■ Stated goal ■
List the lines of this listing that hold the word "department".

■ Dataset extract ■
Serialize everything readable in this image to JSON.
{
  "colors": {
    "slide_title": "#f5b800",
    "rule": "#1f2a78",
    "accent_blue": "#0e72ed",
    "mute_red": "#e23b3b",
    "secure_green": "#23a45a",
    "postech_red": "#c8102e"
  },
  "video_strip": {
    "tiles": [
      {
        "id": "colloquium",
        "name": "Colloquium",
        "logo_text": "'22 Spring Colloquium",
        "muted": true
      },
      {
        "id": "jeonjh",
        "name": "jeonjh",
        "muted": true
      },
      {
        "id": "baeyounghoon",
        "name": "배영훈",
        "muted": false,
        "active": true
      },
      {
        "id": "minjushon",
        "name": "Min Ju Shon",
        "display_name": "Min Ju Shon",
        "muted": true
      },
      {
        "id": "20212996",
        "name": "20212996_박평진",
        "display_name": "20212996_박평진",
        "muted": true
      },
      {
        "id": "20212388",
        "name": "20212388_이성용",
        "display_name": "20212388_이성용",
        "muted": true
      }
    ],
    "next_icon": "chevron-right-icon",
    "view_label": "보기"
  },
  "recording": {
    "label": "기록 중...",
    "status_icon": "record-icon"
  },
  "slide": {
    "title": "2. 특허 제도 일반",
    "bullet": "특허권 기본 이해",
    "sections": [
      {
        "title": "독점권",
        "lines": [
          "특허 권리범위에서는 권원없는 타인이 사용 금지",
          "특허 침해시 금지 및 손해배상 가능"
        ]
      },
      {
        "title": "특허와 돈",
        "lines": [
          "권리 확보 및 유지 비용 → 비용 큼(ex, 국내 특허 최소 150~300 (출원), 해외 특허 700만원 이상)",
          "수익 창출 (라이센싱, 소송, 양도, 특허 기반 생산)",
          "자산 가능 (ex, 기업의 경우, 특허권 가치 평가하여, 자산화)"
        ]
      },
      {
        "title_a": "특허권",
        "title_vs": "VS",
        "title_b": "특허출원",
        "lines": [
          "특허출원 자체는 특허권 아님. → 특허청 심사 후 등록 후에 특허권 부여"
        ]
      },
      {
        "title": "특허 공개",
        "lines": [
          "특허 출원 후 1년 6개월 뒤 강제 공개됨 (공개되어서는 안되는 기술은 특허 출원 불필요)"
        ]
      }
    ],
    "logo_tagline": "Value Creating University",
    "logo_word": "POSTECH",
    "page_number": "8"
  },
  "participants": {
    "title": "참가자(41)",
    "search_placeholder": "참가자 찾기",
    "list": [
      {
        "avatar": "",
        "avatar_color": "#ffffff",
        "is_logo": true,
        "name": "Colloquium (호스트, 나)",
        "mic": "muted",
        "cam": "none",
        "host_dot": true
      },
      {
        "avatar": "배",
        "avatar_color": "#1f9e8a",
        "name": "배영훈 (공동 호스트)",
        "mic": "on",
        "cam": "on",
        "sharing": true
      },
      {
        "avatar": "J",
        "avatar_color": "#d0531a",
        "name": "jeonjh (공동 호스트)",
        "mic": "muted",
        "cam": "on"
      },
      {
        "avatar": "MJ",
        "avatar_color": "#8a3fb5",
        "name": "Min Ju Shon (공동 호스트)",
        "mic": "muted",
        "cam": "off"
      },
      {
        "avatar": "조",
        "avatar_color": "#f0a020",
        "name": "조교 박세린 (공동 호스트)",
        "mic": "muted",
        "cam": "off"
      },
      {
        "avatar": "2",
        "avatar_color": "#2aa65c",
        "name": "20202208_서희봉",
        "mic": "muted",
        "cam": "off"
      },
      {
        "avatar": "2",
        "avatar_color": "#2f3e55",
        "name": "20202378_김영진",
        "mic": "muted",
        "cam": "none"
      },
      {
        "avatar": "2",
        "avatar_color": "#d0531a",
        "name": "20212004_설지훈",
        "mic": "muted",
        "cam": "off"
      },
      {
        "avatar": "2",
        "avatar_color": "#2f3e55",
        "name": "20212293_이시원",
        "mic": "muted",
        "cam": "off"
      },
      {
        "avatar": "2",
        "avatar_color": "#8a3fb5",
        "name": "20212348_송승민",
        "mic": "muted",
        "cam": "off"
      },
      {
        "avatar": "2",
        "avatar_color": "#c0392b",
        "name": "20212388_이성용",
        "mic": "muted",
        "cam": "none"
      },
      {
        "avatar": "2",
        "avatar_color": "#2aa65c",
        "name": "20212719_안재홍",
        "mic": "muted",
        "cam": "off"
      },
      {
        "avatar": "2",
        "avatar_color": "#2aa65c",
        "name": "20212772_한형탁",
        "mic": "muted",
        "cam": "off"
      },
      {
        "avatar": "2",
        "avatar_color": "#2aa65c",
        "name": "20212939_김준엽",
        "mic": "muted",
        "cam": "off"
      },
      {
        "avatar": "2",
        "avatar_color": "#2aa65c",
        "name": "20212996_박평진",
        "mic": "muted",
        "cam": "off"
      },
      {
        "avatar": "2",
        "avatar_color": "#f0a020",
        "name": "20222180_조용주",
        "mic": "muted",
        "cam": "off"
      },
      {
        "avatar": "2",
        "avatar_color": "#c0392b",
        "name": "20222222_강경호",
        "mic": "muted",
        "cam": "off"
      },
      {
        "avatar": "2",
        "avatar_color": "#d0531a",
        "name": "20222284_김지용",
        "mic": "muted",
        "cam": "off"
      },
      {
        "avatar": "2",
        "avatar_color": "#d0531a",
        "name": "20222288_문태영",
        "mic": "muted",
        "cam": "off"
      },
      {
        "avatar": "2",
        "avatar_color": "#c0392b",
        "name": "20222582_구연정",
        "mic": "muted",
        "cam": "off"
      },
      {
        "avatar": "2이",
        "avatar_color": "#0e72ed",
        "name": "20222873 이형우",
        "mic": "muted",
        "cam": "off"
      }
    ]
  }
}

==

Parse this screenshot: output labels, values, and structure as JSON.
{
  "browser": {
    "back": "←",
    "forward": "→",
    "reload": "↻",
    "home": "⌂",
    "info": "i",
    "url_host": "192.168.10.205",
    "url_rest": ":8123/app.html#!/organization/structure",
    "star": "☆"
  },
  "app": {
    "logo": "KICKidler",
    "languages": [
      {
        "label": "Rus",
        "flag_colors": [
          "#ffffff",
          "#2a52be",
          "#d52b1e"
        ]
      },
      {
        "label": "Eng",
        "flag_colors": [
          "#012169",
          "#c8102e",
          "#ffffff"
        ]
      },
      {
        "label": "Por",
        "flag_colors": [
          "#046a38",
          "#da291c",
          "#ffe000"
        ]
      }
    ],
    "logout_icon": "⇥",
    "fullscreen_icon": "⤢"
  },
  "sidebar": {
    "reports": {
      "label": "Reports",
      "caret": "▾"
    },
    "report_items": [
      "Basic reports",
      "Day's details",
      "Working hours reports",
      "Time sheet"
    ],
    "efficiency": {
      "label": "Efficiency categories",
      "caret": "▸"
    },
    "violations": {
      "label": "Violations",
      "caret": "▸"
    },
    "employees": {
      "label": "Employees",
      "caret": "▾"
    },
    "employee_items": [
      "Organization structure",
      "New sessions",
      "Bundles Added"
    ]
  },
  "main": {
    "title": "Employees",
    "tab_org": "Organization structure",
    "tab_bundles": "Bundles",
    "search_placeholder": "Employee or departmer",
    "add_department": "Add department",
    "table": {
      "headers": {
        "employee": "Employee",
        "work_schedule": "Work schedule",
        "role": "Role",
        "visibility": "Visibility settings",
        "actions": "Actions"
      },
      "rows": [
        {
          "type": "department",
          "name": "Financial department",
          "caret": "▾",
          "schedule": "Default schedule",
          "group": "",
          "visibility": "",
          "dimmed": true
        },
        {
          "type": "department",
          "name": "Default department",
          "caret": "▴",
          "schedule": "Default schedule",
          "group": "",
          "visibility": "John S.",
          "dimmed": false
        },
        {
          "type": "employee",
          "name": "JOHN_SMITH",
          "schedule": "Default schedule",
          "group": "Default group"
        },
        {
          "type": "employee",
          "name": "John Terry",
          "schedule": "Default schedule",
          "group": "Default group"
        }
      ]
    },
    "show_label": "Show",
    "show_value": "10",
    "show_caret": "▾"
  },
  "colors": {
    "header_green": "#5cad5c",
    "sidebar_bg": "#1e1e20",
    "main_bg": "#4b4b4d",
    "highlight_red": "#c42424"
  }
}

...

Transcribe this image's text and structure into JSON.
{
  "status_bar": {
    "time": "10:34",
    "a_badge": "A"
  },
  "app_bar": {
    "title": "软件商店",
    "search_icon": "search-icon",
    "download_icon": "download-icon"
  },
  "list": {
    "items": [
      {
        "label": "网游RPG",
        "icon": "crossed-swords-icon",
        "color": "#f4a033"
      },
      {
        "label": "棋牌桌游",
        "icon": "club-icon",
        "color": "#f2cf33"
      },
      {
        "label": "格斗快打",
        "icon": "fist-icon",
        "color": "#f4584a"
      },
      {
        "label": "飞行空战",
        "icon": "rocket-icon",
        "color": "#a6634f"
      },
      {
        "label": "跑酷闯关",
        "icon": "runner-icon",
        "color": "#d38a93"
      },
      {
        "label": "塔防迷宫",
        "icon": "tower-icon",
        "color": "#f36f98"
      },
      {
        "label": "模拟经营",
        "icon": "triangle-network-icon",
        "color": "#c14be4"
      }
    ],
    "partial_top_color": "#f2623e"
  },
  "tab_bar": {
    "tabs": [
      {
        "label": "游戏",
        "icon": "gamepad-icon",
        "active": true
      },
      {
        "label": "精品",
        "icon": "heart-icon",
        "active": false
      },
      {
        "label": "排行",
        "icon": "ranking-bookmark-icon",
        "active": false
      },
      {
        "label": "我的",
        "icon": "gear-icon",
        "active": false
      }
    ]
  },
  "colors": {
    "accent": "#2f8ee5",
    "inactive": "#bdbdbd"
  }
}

■ Result ■
    "add_department": "Add department",
          "type": "department",
          "name": "Financial department",
          "type": "department",
          "name": "Default department",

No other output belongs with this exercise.